• Given problem
Using the material below, copy every line where "content" appears.

• Entries
============================================================

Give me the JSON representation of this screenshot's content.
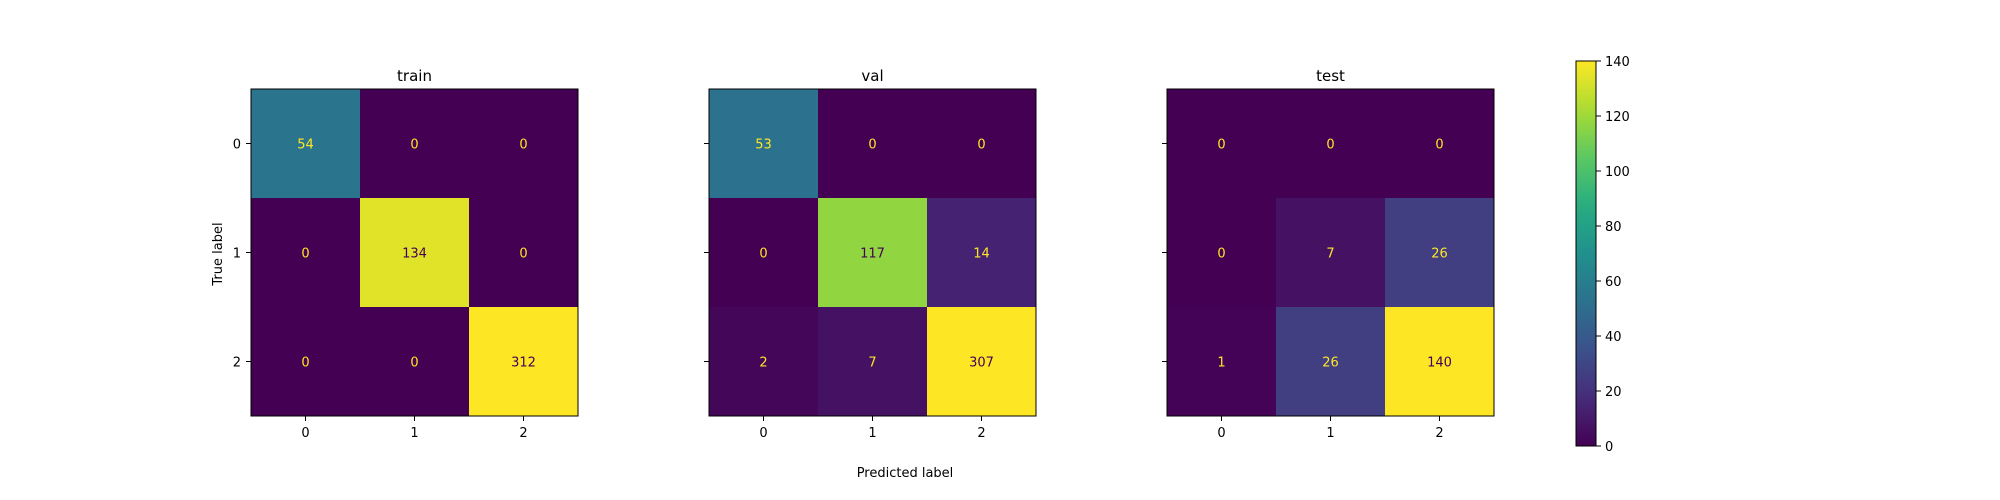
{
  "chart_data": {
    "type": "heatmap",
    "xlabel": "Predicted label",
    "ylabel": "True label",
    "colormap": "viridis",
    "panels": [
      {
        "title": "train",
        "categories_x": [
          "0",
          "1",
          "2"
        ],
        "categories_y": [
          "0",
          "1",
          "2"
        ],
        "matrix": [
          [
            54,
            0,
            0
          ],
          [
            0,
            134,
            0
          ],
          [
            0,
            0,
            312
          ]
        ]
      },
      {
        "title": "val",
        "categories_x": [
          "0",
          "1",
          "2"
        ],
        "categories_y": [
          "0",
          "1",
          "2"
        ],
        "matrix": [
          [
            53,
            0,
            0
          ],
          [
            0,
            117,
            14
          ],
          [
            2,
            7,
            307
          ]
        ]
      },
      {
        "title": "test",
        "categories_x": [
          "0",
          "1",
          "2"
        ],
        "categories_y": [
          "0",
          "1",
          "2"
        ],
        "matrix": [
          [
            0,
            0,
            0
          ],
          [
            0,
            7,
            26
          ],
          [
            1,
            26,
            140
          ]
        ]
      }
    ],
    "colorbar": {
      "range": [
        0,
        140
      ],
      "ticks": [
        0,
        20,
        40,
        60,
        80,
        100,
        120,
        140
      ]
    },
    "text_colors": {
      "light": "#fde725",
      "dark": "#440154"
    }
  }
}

============================================================

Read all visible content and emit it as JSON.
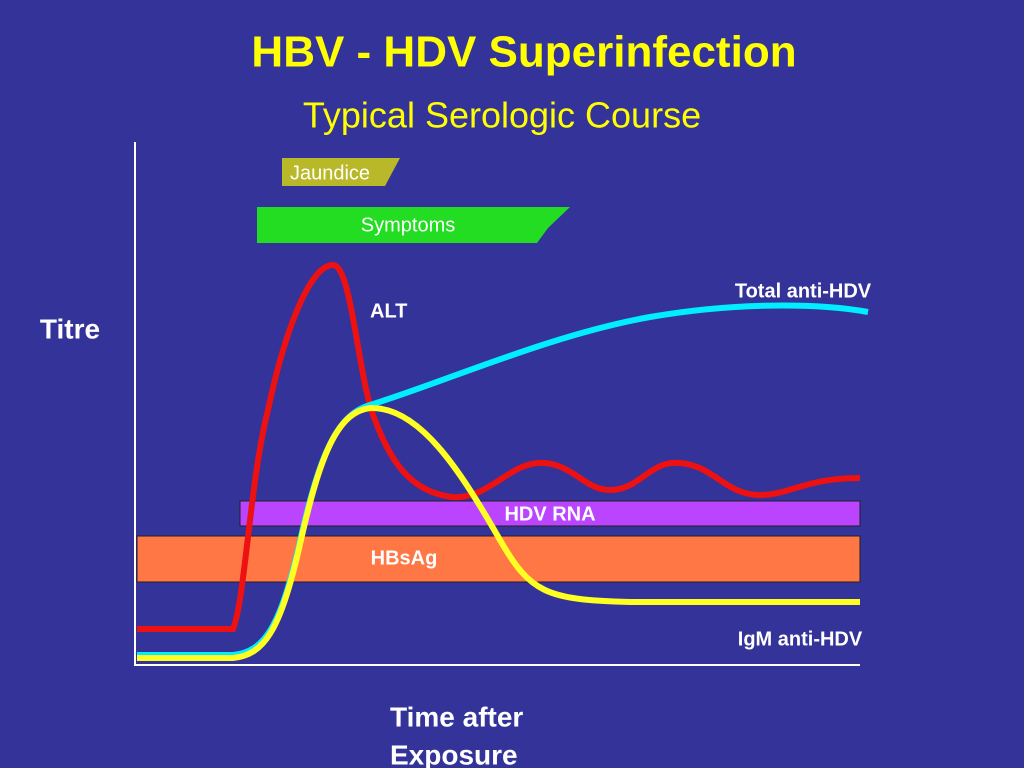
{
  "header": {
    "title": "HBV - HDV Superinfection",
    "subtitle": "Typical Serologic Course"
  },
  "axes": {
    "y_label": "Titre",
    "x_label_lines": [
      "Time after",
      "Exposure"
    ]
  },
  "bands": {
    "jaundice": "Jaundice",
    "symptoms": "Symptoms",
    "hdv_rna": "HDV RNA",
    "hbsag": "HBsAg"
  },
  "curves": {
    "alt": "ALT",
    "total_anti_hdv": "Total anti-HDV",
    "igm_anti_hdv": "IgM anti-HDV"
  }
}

============================================================

• Exercise output
Give me the JSON representation of this screenshot's content.
Read all visible content and emit it as JSON.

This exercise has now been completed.